• [GIVEN TASK]
Please quote every line word for word.

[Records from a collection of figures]
* * *
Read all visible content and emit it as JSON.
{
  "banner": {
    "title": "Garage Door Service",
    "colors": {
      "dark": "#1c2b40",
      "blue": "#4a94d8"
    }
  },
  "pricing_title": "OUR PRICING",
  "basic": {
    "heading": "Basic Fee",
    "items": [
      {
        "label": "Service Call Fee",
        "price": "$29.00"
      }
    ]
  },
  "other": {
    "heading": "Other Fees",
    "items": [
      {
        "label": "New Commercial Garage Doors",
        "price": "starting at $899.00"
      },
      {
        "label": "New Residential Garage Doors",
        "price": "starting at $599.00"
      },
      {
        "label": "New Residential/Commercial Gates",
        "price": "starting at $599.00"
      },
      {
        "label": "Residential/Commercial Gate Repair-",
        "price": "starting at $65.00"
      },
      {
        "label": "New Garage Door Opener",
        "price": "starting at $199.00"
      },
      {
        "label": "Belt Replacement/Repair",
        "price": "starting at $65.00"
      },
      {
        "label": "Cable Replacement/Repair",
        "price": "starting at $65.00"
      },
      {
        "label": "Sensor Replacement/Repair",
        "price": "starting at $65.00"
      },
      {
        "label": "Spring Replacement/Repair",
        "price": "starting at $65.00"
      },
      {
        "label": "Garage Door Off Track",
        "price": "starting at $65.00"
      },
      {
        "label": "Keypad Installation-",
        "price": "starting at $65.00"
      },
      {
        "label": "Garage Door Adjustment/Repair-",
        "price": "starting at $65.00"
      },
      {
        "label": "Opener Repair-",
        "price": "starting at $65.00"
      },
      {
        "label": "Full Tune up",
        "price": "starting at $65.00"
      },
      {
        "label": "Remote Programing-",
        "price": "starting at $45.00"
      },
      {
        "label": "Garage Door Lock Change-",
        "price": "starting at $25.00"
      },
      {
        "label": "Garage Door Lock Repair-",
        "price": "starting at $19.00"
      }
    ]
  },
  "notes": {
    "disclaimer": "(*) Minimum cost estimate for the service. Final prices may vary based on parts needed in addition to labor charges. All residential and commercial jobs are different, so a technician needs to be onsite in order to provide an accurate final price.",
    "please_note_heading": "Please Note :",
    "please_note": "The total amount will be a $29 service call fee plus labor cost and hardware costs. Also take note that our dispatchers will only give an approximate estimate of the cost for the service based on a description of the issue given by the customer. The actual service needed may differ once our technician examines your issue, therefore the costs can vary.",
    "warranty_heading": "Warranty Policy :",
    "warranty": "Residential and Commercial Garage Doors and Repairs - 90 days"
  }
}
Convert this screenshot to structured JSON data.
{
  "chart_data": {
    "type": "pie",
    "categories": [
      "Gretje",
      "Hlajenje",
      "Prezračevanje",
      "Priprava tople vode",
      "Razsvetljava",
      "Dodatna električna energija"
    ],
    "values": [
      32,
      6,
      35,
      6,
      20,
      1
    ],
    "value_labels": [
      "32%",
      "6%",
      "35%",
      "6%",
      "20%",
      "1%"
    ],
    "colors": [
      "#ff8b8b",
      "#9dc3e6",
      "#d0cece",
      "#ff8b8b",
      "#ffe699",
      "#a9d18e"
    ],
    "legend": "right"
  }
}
* * *
• [COMPLETE RESPONSE]
Read all visible content and emit it as JSON.
{
  "banner": {
    "title": "Garage Door Service",
    "colors": {
      "dark": "#1c2b40",
      "blue": "#4a94d8"
    }
  },
  "pricing_title": "OUR PRICING",
  "basic": {
    "heading": "Basic Fee",
    "items": [
      {
        "label": "Service Call Fee",
        "price": "$29.00"
      }
    ]
  },
  "other": {
    "heading": "Other Fees",
    "items": [
      {
        "label": "New Commercial Garage Doors",
        "price": "starting at $899.00"
      },
      {
        "label": "New Residential Garage Doors",
        "price": "starting at $599.00"
      },
      {
        "label": "New Residential/Commercial Gates",
        "price": "starting at $599.00"
      },
      {
        "label": "Residential/Commercial Gate Repair-",
        "price": "starting at $65.00"
      },
      {
        "label": "New Garage Door Opener",
        "price": "starting at $199.00"
      },
      {
        "label": "Belt Replacement/Repair",
        "price": "starting at $65.00"
      },
      {
        "label": "Cable Replacement/Repair",
        "price": "starting at $65.00"
      },
      {
        "label": "Sensor Replacement/Repair",
        "price": "starting at $65.00"
      },
      {
        "label": "Spring Replacement/Repair",
        "price": "starting at $65.00"
      },
      {
        "label": "Garage Door Off Track",
        "price": "starting at $65.00"
      },
      {
        "label": "Keypad Installation-",
        "price": "starting at $65.00"
      },
      {
        "label": "Garage Door Adjustment/Repair-",
        "price": "starting at $65.00"
      },
      {
        "label": "Opener Repair-",
        "price": "starting at $65.00"
      },
      {
        "label": "Full Tune up",
        "price": "starting at $65.00"
      },
      {
        "label": "Remote Programing-",
        "price": "starting at $45.00"
      },
      {
        "label": "Garage Door Lock Change-",
        "price": "starting at $25.00"
      },
      {
        "label": "Garage Door Lock Repair-",
        "price": "starting at $19.00"
      }
    ]
  },
  "notes": {
    "disclaimer": "(*) Minimum cost estimate for the service. Final prices may vary based on parts needed in addition to labor charges. All residential and commercial jobs are different, so a technician needs to be onsite in order to provide an accurate final price.",
    "please_note_heading": "Please Note :",
    "please_note": "The total amount will be a $29 service call fee plus labor cost and hardware costs. Also take note that our dispatchers will only give an approximate estimate of the cost for the service based on a description of the issue given by the customer. The actual service needed may differ once our technician examines your issue, therefore the costs can vary.",
    "warranty_heading": "Warranty Policy :",
    "warranty": "Residential and Commercial Garage Doors and Repairs - 90 days"
  }
}
Convert this screenshot to structured JSON data.
{
  "chart_data": {
    "type": "pie",
    "categories": [
      "Gretje",
      "Hlajenje",
      "Prezračevanje",
      "Priprava tople vode",
      "Razsvetljava",
      "Dodatna električna energija"
    ],
    "values": [
      32,
      6,
      35,
      6,
      20,
      1
    ],
    "value_labels": [
      "32%",
      "6%",
      "35%",
      "6%",
      "20%",
      "1%"
    ],
    "colors": [
      "#ff8b8b",
      "#9dc3e6",
      "#d0cece",
      "#ff8b8b",
      "#ffe699",
      "#a9d18e"
    ],
    "legend": "right"
  }
}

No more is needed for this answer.